| Written problem |
Type out the complete listing below word for word, without its pictures.

- - -

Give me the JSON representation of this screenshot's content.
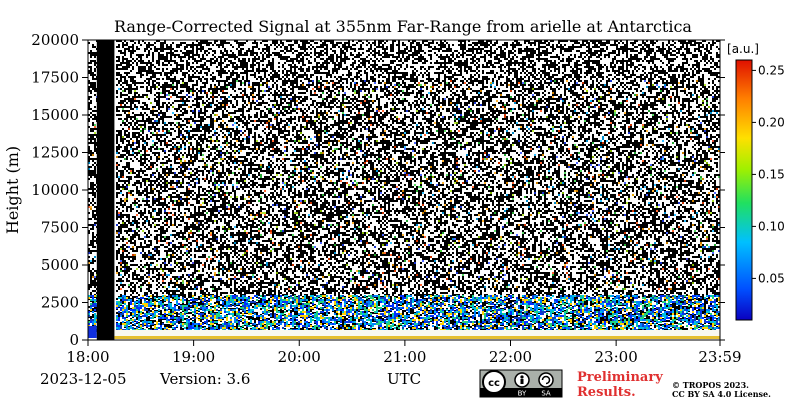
{
  "chart_data": {
    "type": "heatmap",
    "title": "Range-Corrected Signal at 355nm Far-Range from arielle at Antarctica",
    "xlabel": "UTC",
    "ylabel": "Height (m)",
    "x_ticks": [
      "18:00",
      "19:00",
      "20:00",
      "21:00",
      "22:00",
      "23:00",
      "23:59"
    ],
    "x_range": [
      "18:00",
      "23:59"
    ],
    "y_ticks": [
      0,
      2500,
      5000,
      7500,
      10000,
      12500,
      15000,
      17500,
      20000
    ],
    "ylim": [
      0,
      20000
    ],
    "colorbar": {
      "unit": "[a.u.]",
      "ticks": [
        0.05,
        0.1,
        0.15,
        0.2,
        0.25
      ],
      "tick_labels": [
        "0.05",
        "0.10",
        "0.15",
        "0.20",
        "0.25"
      ],
      "range": [
        0.01,
        0.26
      ],
      "colormap": "jet"
    },
    "no_data_interval": [
      "18:05",
      "18:15"
    ],
    "noise_floor_height": 1000
  },
  "footer": {
    "date": "2023-12-05",
    "version": "Version: 3.6",
    "utc_label": "UTC",
    "preliminary": [
      "Preliminary",
      "Results."
    ],
    "copyright": [
      "© TROPOS 2023.",
      "CC BY SA 4.0 License."
    ],
    "license_badge": [
      "BY",
      "SA"
    ]
  },
  "colors": {
    "preliminary": "#e03030",
    "no_data": "#000000"
  }
}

- - -

| Answer to this exercise |
Give me the JSON representation of this screenshot's content.
{
  "chart_data": {
    "type": "heatmap",
    "title": "Range-Corrected Signal at 355nm Far-Range from arielle at Antarctica",
    "xlabel": "UTC",
    "ylabel": "Height (m)",
    "x_ticks": [
      "18:00",
      "19:00",
      "20:00",
      "21:00",
      "22:00",
      "23:00",
      "23:59"
    ],
    "x_range": [
      "18:00",
      "23:59"
    ],
    "y_ticks": [
      0,
      2500,
      5000,
      7500,
      10000,
      12500,
      15000,
      17500,
      20000
    ],
    "ylim": [
      0,
      20000
    ],
    "colorbar": {
      "unit": "[a.u.]",
      "ticks": [
        0.05,
        0.1,
        0.15,
        0.2,
        0.25
      ],
      "tick_labels": [
        "0.05",
        "0.10",
        "0.15",
        "0.20",
        "0.25"
      ],
      "range": [
        0.01,
        0.26
      ],
      "colormap": "jet"
    },
    "no_data_interval": [
      "18:05",
      "18:15"
    ],
    "noise_floor_height": 1000
  },
  "footer": {
    "date": "2023-12-05",
    "version": "Version: 3.6",
    "utc_label": "UTC",
    "preliminary": [
      "Preliminary",
      "Results."
    ],
    "copyright": [
      "© TROPOS 2023.",
      "CC BY SA 4.0 License."
    ],
    "license_badge": [
      "BY",
      "SA"
    ]
  },
  "colors": {
    "preliminary": "#e03030",
    "no_data": "#000000"
  }
}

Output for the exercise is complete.